◆ **The task**
Quote the entries word for word. Omit the pictures.
※ ※ ※
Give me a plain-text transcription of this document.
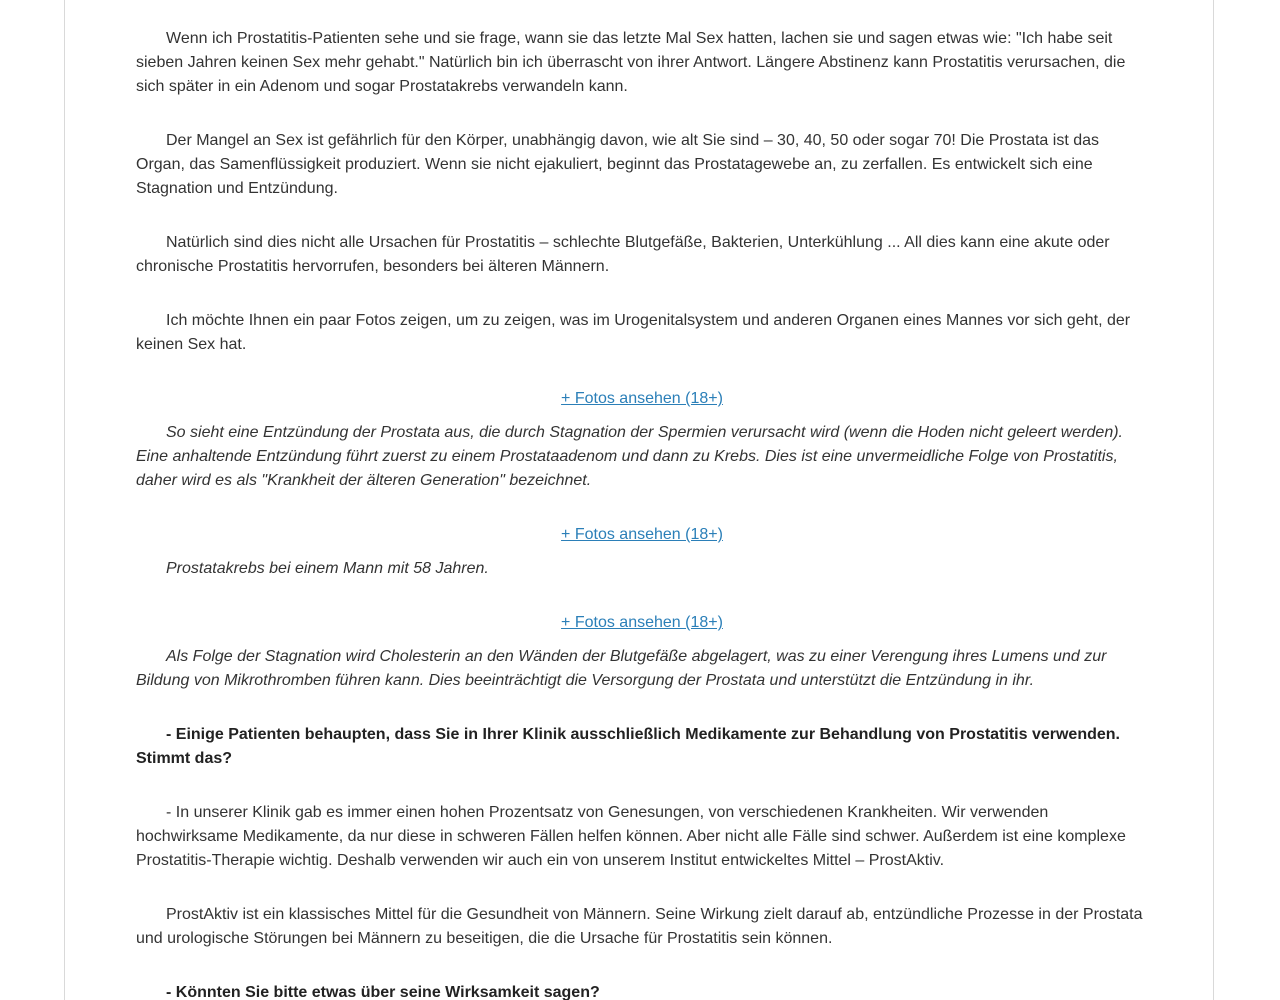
Wenn ich Prostatitis-Patienten sehe und sie frage, wann sie das letzte Mal Sex hatten, lachen sie und sagen etwas wie: "Ich habe seit sieben Jahren keinen Sex mehr gehabt." Natürlich bin ich überrascht von ihrer Antwort. Längere Abstinenz kann Prostatitis verursachen, die sich später in ein Adenom und sogar Prostatakrebs verwandeln kann.

Der Mangel an Sex ist gefährlich für den Körper, unabhängig davon, wie alt Sie sind – 30, 40, 50 oder sogar 70! Die Prostata ist das Organ, das Samenflüssigkeit produziert. Wenn sie nicht ejakuliert, beginnt das Prostatagewebe an, zu zerfallen. Es entwickelt sich eine Stagnation und Entzündung.

Natürlich sind dies nicht alle Ursachen für Prostatitis – schlechte Blutgefäße, Bakterien, Unterkühlung ... All dies kann eine akute oder chronische Prostatitis hervorrufen, besonders bei älteren Männern.

Ich möchte Ihnen ein paar Fotos zeigen, um zu zeigen, was im Urogenitalsystem und anderen Organen eines Mannes vor sich geht, der keinen Sex hat.

+ Fotos ansehen (18+)

So sieht eine Entzündung der Prostata aus, die durch Stagnation der Spermien verursacht wird (wenn die Hoden nicht geleert werden). Eine anhaltende Entzündung führt zuerst zu einem Prostataadenom und dann zu Krebs. Dies ist eine unvermeidliche Folge von Prostatitis, daher wird es als "Krankheit der älteren Generation" bezeichnet.

+ Fotos ansehen (18+)

Prostatakrebs bei einem Mann mit 58 Jahren.

+ Fotos ansehen (18+)

Als Folge der Stagnation wird Cholesterin an den Wänden der Blutgefäße abgelagert, was zu einer Verengung ihres Lumens und zur Bildung von Mikrothromben führen kann. Dies beeinträchtigt die Versorgung der Prostata und unterstützt die Entzündung in ihr.

- Einige Patienten behaupten, dass Sie in Ihrer Klinik ausschließlich Medikamente zur Behandlung von Prostatitis verwenden. Stimmt das?

- In unserer Klinik gab es immer einen hohen Prozentsatz von Genesungen, von verschiedenen Krankheiten. Wir verwenden hochwirksame Medikamente, da nur diese in schweren Fällen helfen können. Aber nicht alle Fälle sind schwer. Außerdem ist eine komplexe Prostatitis-Therapie wichtig. Deshalb verwenden wir auch ein von unserem Institut entwickeltes Mittel – ProstAktiv.

ProstAktiv ist ein klassisches Mittel für die Gesundheit von Männern. Seine Wirkung zielt darauf ab, entzündliche Prozesse in der Prostata und urologische Störungen bei Männern zu beseitigen, die die Ursache für Prostatitis sein können.

- Könnten Sie bitte etwas über seine Wirksamkeit sagen?
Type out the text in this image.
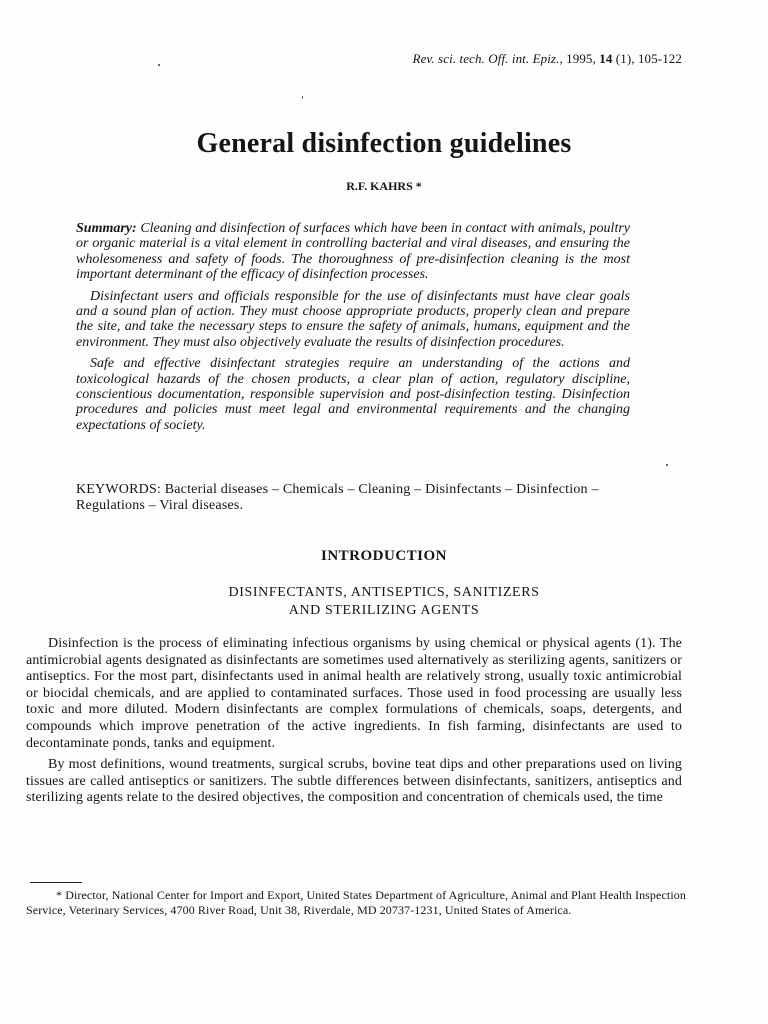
Rev. sci. tech. Off. int. Epiz., 1995, 14 (1), 105-122
General disinfection guidelines
R.F. KAHRS *

Summary: Cleaning and disinfection of surfaces which have been in contact with animals, poultry or organic material is a vital element in controlling bacterial and viral diseases, and ensuring the wholesomeness and safety of foods. The thoroughness of pre-disinfection cleaning is the most important determinant of the efficacy of disinfection processes.

Disinfectant users and officials responsible for the use of disinfectants must have clear goals and a sound plan of action. They must choose appropriate products, properly clean and prepare the site, and take the necessary steps to ensure the safety of animals, humans, equipment and the environment. They must also objectively evaluate the results of disinfection procedures.

Safe and effective disinfectant strategies require an understanding of the actions and toxicological hazards of the chosen products, a clear plan of action, regulatory discipline, conscientious documentation, responsible supervision and post-disinfection testing. Disinfection procedures and policies must meet legal and environmental requirements and the changing expectations of society.

KEYWORDS: Bacterial diseases – Chemicals – Cleaning – Disinfectants – Disinfection – Regulations – Viral diseases.
INTRODUCTION
DISINFECTANTS, ANTISEPTICS, SANITIZERS
AND STERILIZING AGENTS

Disinfection is the process of eliminating infectious organisms by using chemical or physical agents (1). The antimicrobial agents designated as disinfectants are sometimes used alternatively as sterilizing agents, sanitizers or antiseptics. For the most part, disinfectants used in animal health are relatively strong, usually toxic antimicrobial or biocidal chemicals, and are applied to contaminated surfaces. Those used in food processing are usually less toxic and more diluted. Modern disinfectants are complex formulations of chemicals, soaps, detergents, and compounds which improve penetration of the active ingredients. In fish farming, disinfectants are used to decontaminate ponds, tanks and equipment.

By most definitions, wound treatments, surgical scrubs, bovine teat dips and other preparations used on living tissues are called antiseptics or sanitizers. The subtle differences between disinfectants, sanitizers, antiseptics and sterilizing agents relate to the desired objectives, the composition and concentration of chemicals used, the time

* Director, National Center for Import and Export, United States Department of Agriculture, Animal and Plant Health Inspection Service, Veterinary Services, 4700 River Road, Unit 38, Riverdale, MD 20737-1231, United States of America.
※ ※ ※
◆ **Response box**
Give me a plain-text transcription of this document.
Wenn ich Prostatitis-Patienten sehe und sie frage, wann sie das letzte Mal Sex hatten, lachen sie und sagen etwas wie: "Ich habe seit sieben Jahren keinen Sex mehr gehabt." Natürlich bin ich überrascht von ihrer Antwort. Längere Abstinenz kann Prostatitis verursachen, die sich später in ein Adenom und sogar Prostatakrebs verwandeln kann.

Der Mangel an Sex ist gefährlich für den Körper, unabhängig davon, wie alt Sie sind – 30, 40, 50 oder sogar 70! Die Prostata ist das Organ, das Samenflüssigkeit produziert. Wenn sie nicht ejakuliert, beginnt das Prostatagewebe an, zu zerfallen. Es entwickelt sich eine Stagnation und Entzündung.

Natürlich sind dies nicht alle Ursachen für Prostatitis – schlechte Blutgefäße, Bakterien, Unterkühlung ... All dies kann eine akute oder chronische Prostatitis hervorrufen, besonders bei älteren Männern.

Ich möchte Ihnen ein paar Fotos zeigen, um zu zeigen, was im Urogenitalsystem und anderen Organen eines Mannes vor sich geht, der keinen Sex hat.

+ Fotos ansehen (18+)

So sieht eine Entzündung der Prostata aus, die durch Stagnation der Spermien verursacht wird (wenn die Hoden nicht geleert werden). Eine anhaltende Entzündung führt zuerst zu einem Prostataadenom und dann zu Krebs. Dies ist eine unvermeidliche Folge von Prostatitis, daher wird es als "Krankheit der älteren Generation" bezeichnet.

+ Fotos ansehen (18+)

Prostatakrebs bei einem Mann mit 58 Jahren.

+ Fotos ansehen (18+)

Als Folge der Stagnation wird Cholesterin an den Wänden der Blutgefäße abgelagert, was zu einer Verengung ihres Lumens und zur Bildung von Mikrothromben führen kann. Dies beeinträchtigt die Versorgung der Prostata und unterstützt die Entzündung in ihr.

- Einige Patienten behaupten, dass Sie in Ihrer Klinik ausschließlich Medikamente zur Behandlung von Prostatitis verwenden. Stimmt das?

- In unserer Klinik gab es immer einen hohen Prozentsatz von Genesungen, von verschiedenen Krankheiten. Wir verwenden hochwirksame Medikamente, da nur diese in schweren Fällen helfen können. Aber nicht alle Fälle sind schwer. Außerdem ist eine komplexe Prostatitis-Therapie wichtig. Deshalb verwenden wir auch ein von unserem Institut entwickeltes Mittel – ProstAktiv.

ProstAktiv ist ein klassisches Mittel für die Gesundheit von Männern. Seine Wirkung zielt darauf ab, entzündliche Prozesse in der Prostata und urologische Störungen bei Männern zu beseitigen, die die Ursache für Prostatitis sein können.

- Könnten Sie bitte etwas über seine Wirksamkeit sagen?
Type out the text in this image.
Rev. sci. tech. Off. int. Epiz., 1995, 14 (1), 105-122
General disinfection guidelines
R.F. KAHRS *

Summary: Cleaning and disinfection of surfaces which have been in contact with animals, poultry or organic material is a vital element in controlling bacterial and viral diseases, and ensuring the wholesomeness and safety of foods. The thoroughness of pre-disinfection cleaning is the most important determinant of the efficacy of disinfection processes.

Disinfectant users and officials responsible for the use of disinfectants must have clear goals and a sound plan of action. They must choose appropriate products, properly clean and prepare the site, and take the necessary steps to ensure the safety of animals, humans, equipment and the environment. They must also objectively evaluate the results of disinfection procedures.

Safe and effective disinfectant strategies require an understanding of the actions and toxicological hazards of the chosen products, a clear plan of action, regulatory discipline, conscientious documentation, responsible supervision and post-disinfection testing. Disinfection procedures and policies must meet legal and environmental requirements and the changing expectations of society.

KEYWORDS: Bacterial diseases – Chemicals – Cleaning – Disinfectants – Disinfection – Regulations – Viral diseases.
INTRODUCTION
DISINFECTANTS, ANTISEPTICS, SANITIZERS
AND STERILIZING AGENTS

Disinfection is the process of eliminating infectious organisms by using chemical or physical agents (1). The antimicrobial agents designated as disinfectants are sometimes used alternatively as sterilizing agents, sanitizers or antiseptics. For the most part, disinfectants used in animal health are relatively strong, usually toxic antimicrobial or biocidal chemicals, and are applied to contaminated surfaces. Those used in food processing are usually less toxic and more diluted. Modern disinfectants are complex formulations of chemicals, soaps, detergents, and compounds which improve penetration of the active ingredients. In fish farming, disinfectants are used to decontaminate ponds, tanks and equipment.

By most definitions, wound treatments, surgical scrubs, bovine teat dips and other preparations used on living tissues are called antiseptics or sanitizers. The subtle differences between disinfectants, sanitizers, antiseptics and sterilizing agents relate to the desired objectives, the composition and concentration of chemicals used, the time

* Director, National Center for Import and Export, United States Department of Agriculture, Animal and Plant Health Inspection Service, Veterinary Services, 4700 River Road, Unit 38, Riverdale, MD 20737-1231, United States of America.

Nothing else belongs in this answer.